**KEGIATAN**
Menurut berita tentang kondisi di Gaza, berapa orang yang meninggal di Jalur Gaza dalam 24 jam terakhir akibat hujan lebat?

**TEKS DOKUMEN**
★ ★ ★ ★ ★ ★ ★

JAKARTA - Kepala Organisasi Kesehatan Dunia (WHO) mengatakan pada akhir pekan, sedikitnya 10 orang di Jalur Gaza telah meninggal dalam 24 jam terakhir akibat hujan lebat, sementara ribuan keluarga Palestina yang mengungsi berlindung di tenda-tenda dengan sedikit perlindungan dari kondisi musim dingin yang keras.
Tedros Adhanom Ghebreyesus memperingatkan di media sosial, kombinasi paparan cuaca ekstrem, air dan sanitasi yang tidak memadai, dan kondisi tempat tinggal yang padat kemungkinan akan menyebabkan lonjakan infeksi pernapasan akut, termasuk influenza, serta hepatitis dan penyakit diare.

★ ★ ★ ★ ★ ★ ★

**MATERI YANG DITAMPILKAN**
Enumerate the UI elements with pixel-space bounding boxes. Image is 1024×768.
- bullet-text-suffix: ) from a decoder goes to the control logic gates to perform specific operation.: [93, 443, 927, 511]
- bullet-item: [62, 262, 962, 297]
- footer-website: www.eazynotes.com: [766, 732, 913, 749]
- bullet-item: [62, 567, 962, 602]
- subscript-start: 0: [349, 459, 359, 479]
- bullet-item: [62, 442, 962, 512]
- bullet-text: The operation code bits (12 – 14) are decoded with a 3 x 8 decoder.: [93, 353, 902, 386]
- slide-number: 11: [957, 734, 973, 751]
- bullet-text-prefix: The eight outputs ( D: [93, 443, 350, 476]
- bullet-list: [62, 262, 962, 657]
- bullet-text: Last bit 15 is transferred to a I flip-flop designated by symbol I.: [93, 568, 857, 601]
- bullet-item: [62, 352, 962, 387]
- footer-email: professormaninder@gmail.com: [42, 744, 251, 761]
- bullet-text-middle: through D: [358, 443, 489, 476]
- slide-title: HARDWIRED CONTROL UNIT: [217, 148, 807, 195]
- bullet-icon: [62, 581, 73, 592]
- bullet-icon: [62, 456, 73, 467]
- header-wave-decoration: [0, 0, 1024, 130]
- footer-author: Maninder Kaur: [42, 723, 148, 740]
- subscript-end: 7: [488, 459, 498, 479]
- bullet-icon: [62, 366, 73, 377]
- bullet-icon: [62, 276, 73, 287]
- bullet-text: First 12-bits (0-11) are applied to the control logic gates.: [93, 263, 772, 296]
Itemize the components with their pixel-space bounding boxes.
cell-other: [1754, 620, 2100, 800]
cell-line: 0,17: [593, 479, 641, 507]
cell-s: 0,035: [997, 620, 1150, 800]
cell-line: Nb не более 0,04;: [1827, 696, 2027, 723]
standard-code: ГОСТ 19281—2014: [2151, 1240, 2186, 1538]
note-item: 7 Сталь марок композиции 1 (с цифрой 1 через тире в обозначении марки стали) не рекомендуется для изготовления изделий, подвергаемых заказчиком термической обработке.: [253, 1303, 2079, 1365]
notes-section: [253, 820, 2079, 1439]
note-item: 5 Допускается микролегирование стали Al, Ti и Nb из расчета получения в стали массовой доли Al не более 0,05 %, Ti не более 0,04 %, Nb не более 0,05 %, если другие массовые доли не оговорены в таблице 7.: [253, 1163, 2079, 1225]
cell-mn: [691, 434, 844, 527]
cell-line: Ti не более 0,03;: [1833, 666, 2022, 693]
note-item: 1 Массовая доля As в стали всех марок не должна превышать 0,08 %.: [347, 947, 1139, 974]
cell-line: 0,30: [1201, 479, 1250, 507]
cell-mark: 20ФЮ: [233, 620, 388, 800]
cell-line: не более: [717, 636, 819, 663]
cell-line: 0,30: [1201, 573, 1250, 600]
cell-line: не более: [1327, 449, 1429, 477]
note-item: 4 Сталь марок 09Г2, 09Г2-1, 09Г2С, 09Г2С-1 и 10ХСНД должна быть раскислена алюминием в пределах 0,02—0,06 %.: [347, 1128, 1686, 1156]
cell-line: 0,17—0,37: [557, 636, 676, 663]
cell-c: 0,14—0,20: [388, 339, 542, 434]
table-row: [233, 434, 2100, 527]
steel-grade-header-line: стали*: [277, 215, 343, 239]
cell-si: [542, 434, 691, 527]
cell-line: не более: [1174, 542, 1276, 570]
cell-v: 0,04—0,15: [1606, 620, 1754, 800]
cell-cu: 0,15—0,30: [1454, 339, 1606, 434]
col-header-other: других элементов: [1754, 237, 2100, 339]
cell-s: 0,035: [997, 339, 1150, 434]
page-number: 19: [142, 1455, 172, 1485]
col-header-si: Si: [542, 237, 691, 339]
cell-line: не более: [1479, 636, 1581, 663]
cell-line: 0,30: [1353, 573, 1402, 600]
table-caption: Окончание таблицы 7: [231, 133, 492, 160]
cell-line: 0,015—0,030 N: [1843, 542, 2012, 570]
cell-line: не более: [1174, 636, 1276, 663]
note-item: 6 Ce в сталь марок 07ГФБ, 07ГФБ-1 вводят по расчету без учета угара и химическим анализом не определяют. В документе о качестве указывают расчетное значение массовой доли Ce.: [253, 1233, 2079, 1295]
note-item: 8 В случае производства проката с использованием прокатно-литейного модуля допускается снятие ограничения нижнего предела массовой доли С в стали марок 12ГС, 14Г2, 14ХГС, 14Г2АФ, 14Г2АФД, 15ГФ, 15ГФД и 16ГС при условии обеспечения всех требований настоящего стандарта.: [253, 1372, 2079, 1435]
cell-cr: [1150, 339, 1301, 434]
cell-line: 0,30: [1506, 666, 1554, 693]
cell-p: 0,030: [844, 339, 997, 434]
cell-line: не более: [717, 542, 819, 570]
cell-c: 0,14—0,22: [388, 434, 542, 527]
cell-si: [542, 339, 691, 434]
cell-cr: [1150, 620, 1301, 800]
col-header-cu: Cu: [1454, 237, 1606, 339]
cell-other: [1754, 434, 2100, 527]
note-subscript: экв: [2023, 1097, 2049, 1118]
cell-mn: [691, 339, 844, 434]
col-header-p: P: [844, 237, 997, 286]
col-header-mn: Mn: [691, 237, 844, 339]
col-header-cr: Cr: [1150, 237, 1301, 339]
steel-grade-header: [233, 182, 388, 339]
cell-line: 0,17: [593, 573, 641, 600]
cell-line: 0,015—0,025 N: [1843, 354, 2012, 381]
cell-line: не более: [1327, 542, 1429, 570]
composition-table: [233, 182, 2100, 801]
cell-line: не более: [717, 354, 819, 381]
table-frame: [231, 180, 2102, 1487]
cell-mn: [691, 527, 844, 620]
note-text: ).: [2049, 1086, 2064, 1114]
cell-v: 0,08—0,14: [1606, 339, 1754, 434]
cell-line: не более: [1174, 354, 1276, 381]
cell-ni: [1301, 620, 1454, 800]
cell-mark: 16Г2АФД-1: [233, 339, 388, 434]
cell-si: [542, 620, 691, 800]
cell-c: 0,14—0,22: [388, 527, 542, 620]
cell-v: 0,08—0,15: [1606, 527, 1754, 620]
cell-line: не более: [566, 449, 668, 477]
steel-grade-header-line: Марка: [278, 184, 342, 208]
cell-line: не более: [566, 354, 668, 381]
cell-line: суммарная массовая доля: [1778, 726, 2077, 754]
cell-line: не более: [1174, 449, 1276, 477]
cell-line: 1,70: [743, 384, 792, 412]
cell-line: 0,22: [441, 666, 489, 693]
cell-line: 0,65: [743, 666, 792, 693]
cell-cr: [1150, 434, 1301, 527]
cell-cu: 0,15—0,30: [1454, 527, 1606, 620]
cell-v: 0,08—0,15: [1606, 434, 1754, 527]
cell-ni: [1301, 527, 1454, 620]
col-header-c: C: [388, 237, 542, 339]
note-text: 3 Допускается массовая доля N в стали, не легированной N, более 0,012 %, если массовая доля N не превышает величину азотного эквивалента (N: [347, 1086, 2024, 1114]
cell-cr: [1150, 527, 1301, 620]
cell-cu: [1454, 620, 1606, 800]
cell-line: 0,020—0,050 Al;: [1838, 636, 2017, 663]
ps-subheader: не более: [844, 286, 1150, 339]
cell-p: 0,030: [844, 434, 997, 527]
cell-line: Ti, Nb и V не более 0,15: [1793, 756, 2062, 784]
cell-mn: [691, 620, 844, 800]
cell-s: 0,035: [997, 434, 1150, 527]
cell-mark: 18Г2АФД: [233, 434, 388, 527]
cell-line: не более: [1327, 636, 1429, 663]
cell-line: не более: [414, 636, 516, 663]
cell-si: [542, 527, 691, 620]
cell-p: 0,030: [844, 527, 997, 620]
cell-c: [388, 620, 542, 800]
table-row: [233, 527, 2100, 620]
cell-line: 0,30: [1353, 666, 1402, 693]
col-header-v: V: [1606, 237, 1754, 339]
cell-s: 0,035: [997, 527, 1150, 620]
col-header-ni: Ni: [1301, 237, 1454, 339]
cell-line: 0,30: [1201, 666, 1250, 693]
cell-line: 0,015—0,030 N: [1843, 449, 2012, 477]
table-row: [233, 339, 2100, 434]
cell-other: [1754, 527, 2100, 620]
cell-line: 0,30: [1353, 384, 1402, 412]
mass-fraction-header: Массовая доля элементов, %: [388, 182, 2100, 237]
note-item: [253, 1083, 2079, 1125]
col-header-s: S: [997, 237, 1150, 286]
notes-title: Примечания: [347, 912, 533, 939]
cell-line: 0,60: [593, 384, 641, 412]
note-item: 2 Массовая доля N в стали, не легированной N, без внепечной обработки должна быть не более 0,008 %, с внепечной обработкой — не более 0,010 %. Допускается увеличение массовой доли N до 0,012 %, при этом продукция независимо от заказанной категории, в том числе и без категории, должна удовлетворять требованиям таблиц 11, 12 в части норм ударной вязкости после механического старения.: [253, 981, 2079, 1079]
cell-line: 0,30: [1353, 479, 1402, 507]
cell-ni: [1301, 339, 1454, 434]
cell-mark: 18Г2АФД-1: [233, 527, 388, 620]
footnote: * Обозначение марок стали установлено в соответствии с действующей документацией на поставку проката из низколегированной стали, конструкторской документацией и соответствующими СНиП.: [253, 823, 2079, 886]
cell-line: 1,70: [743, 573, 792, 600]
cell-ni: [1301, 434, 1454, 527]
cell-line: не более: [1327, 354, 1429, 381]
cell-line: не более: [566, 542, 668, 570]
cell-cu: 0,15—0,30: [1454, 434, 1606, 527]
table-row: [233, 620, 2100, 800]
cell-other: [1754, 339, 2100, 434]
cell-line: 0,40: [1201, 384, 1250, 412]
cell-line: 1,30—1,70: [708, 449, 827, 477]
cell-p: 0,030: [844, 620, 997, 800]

★ ★ ★ ★ ★ ★ ★

**JAWABAN**
Sedikitnya 10 orang.